Record extracts ::
-- BEGIN --

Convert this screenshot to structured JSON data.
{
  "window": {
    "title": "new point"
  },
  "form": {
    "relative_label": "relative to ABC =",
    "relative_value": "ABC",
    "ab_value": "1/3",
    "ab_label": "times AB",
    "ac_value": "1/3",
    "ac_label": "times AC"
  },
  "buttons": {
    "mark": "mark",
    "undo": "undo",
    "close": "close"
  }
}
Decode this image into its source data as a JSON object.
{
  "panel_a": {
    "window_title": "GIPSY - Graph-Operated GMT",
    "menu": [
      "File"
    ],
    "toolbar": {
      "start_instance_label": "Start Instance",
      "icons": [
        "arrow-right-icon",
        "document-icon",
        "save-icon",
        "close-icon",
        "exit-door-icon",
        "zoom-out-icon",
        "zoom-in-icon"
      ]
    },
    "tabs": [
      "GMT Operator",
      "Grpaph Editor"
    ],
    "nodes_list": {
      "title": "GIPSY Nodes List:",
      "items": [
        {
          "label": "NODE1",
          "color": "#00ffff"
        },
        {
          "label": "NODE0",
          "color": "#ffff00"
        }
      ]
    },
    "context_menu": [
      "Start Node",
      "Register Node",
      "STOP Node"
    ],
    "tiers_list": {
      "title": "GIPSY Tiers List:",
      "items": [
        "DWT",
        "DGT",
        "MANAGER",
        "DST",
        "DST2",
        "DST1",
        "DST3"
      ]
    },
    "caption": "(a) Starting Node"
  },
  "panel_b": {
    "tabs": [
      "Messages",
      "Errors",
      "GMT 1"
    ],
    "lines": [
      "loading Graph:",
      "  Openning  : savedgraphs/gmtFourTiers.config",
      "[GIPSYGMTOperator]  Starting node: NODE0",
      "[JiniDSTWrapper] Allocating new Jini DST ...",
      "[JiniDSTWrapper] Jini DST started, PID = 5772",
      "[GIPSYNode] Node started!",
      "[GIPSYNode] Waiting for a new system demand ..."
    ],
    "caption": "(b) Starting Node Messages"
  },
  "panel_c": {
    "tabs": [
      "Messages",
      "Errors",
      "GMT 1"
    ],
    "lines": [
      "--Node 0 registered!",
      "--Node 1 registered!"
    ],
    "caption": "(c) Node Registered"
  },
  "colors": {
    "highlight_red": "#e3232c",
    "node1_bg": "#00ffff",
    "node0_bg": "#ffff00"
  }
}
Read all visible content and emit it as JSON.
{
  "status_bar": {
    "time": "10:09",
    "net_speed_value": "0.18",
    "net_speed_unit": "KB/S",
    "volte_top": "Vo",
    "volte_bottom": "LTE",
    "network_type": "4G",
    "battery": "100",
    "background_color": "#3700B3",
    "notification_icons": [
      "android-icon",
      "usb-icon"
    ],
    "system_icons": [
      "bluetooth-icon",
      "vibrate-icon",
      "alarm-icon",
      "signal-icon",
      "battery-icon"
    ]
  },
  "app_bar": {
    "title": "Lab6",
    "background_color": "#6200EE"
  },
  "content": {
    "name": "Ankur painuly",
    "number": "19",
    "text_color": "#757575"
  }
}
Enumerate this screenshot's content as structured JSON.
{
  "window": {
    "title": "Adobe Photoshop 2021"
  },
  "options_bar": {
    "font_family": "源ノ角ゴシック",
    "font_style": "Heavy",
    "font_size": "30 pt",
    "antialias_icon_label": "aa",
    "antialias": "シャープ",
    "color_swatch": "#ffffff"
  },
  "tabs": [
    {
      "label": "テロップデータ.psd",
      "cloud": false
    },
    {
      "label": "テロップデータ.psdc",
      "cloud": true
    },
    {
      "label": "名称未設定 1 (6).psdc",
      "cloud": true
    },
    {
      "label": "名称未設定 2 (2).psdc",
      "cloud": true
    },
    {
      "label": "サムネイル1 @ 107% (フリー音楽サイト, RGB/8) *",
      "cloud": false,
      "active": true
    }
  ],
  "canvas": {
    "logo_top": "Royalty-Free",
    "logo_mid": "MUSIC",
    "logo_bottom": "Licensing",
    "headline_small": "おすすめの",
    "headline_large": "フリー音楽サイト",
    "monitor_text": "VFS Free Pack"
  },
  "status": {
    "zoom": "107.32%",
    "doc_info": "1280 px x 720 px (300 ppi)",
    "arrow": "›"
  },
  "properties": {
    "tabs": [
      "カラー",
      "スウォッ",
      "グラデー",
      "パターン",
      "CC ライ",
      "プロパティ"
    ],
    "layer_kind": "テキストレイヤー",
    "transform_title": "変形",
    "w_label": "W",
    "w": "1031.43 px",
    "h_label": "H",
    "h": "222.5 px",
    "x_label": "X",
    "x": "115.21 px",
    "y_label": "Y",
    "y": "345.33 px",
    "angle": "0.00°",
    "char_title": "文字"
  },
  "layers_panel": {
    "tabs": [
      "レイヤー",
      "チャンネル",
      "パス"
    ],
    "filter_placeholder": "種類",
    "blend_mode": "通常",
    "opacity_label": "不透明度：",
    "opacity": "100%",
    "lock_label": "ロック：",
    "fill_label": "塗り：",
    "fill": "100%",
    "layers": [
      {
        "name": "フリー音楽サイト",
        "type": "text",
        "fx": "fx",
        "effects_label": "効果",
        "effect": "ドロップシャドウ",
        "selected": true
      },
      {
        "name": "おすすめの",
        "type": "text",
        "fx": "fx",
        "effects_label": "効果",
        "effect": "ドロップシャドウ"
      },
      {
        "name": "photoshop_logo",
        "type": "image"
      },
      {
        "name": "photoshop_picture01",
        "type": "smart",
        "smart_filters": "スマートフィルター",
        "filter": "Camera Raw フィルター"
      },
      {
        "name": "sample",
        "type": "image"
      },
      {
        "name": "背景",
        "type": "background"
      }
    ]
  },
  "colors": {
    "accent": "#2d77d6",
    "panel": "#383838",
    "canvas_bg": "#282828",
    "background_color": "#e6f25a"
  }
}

-- END --

Problem to work on :: Reproduce the listing in full. Keep it exactly as written.

Final result ::
Convert this screenshot to structured JSON data.
{
  "window": {
    "title": "new point"
  },
  "form": {
    "relative_label": "relative to ABC =",
    "relative_value": "ABC",
    "ab_value": "1/3",
    "ab_label": "times AB",
    "ac_value": "1/3",
    "ac_label": "times AC"
  },
  "buttons": {
    "mark": "mark",
    "undo": "undo",
    "close": "close"
  }
}
Decode this image into its source data as a JSON object.
{
  "panel_a": {
    "window_title": "GIPSY - Graph-Operated GMT",
    "menu": [
      "File"
    ],
    "toolbar": {
      "start_instance_label": "Start Instance",
      "icons": [
        "arrow-right-icon",
        "document-icon",
        "save-icon",
        "close-icon",
        "exit-door-icon",
        "zoom-out-icon",
        "zoom-in-icon"
      ]
    },
    "tabs": [
      "GMT Operator",
      "Grpaph Editor"
    ],
    "nodes_list": {
      "title": "GIPSY Nodes List:",
      "items": [
        {
          "label": "NODE1",
          "color": "#00ffff"
        },
        {
          "label": "NODE0",
          "color": "#ffff00"
        }
      ]
    },
    "context_menu": [
      "Start Node",
      "Register Node",
      "STOP Node"
    ],
    "tiers_list": {
      "title": "GIPSY Tiers List:",
      "items": [
        "DWT",
        "DGT",
        "MANAGER",
        "DST",
        "DST2",
        "DST1",
        "DST3"
      ]
    },
    "caption": "(a) Starting Node"
  },
  "panel_b": {
    "tabs": [
      "Messages",
      "Errors",
      "GMT 1"
    ],
    "lines": [
      "loading Graph:",
      "  Openning  : savedgraphs/gmtFourTiers.config",
      "[GIPSYGMTOperator]  Starting node: NODE0",
      "[JiniDSTWrapper] Allocating new Jini DST ...",
      "[JiniDSTWrapper] Jini DST started, PID = 5772",
      "[GIPSYNode] Node started!",
      "[GIPSYNode] Waiting for a new system demand ..."
    ],
    "caption": "(b) Starting Node Messages"
  },
  "panel_c": {
    "tabs": [
      "Messages",
      "Errors",
      "GMT 1"
    ],
    "lines": [
      "--Node 0 registered!",
      "--Node 1 registered!"
    ],
    "caption": "(c) Node Registered"
  },
  "colors": {
    "highlight_red": "#e3232c",
    "node1_bg": "#00ffff",
    "node0_bg": "#ffff00"
  }
}
Read all visible content and emit it as JSON.
{
  "status_bar": {
    "time": "10:09",
    "net_speed_value": "0.18",
    "net_speed_unit": "KB/S",
    "volte_top": "Vo",
    "volte_bottom": "LTE",
    "network_type": "4G",
    "battery": "100",
    "background_color": "#3700B3",
    "notification_icons": [
      "android-icon",
      "usb-icon"
    ],
    "system_icons": [
      "bluetooth-icon",
      "vibrate-icon",
      "alarm-icon",
      "signal-icon",
      "battery-icon"
    ]
  },
  "app_bar": {
    "title": "Lab6",
    "background_color": "#6200EE"
  },
  "content": {
    "name": "Ankur painuly",
    "number": "19",
    "text_color": "#757575"
  }
}
Enumerate this screenshot's content as structured JSON.
{
  "window": {
    "title": "Adobe Photoshop 2021"
  },
  "options_bar": {
    "font_family": "源ノ角ゴシック",
    "font_style": "Heavy",
    "font_size": "30 pt",
    "antialias_icon_label": "aa",
    "antialias": "シャープ",
    "color_swatch": "#ffffff"
  },
  "tabs": [
    {
      "label": "テロップデータ.psd",
      "cloud": false
    },
    {
      "label": "テロップデータ.psdc",
      "cloud": true
    },
    {
      "label": "名称未設定 1 (6).psdc",
      "cloud": true
    },
    {
      "label": "名称未設定 2 (2).psdc",
      "cloud": true
    },
    {
      "label": "サムネイル1 @ 107% (フリー音楽サイト, RGB/8) *",
      "cloud": false,
      "active": true
    }
  ],
  "canvas": {
    "logo_top": "Royalty-Free",
    "logo_mid": "MUSIC",
    "logo_bottom": "Licensing",
    "headline_small": "おすすめの",
    "headline_large": "フリー音楽サイト",
    "monitor_text": "VFS Free Pack"
  },
  "status": {
    "zoom": "107.32%",
    "doc_info": "1280 px x 720 px (300 ppi)",
    "arrow": "›"
  },
  "properties": {
    "tabs": [
      "カラー",
      "スウォッ",
      "グラデー",
      "パターン",
      "CC ライ",
      "プロパティ"
    ],
    "layer_kind": "テキストレイヤー",
    "transform_title": "変形",
    "w_label": "W",
    "w": "1031.43 px",
    "h_label": "H",
    "h": "222.5 px",
    "x_label": "X",
    "x": "115.21 px",
    "y_label": "Y",
    "y": "345.33 px",
    "angle": "0.00°",
    "char_title": "文字"
  },
  "layers_panel": {
    "tabs": [
      "レイヤー",
      "チャンネル",
      "パス"
    ],
    "filter_placeholder": "種類",
    "blend_mode": "通常",
    "opacity_label": "不透明度：",
    "opacity": "100%",
    "lock_label": "ロック：",
    "fill_label": "塗り：",
    "fill": "100%",
    "layers": [
      {
        "name": "フリー音楽サイト",
        "type": "text",
        "fx": "fx",
        "effects_label": "効果",
        "effect": "ドロップシャドウ",
        "selected": true
      },
      {
        "name": "おすすめの",
        "type": "text",
        "fx": "fx",
        "effects_label": "効果",
        "effect": "ドロップシャドウ"
      },
      {
        "name": "photoshop_logo",
        "type": "image"
      },
      {
        "name": "photoshop_picture01",
        "type": "smart",
        "smart_filters": "スマートフィルター",
        "filter": "Camera Raw フィルター"
      },
      {
        "name": "sample",
        "type": "image"
      },
      {
        "name": "背景",
        "type": "background"
      }
    ]
  },
  "colors": {
    "accent": "#2d77d6",
    "panel": "#383838",
    "canvas_bg": "#282828",
    "background_color": "#e6f25a"
  }
}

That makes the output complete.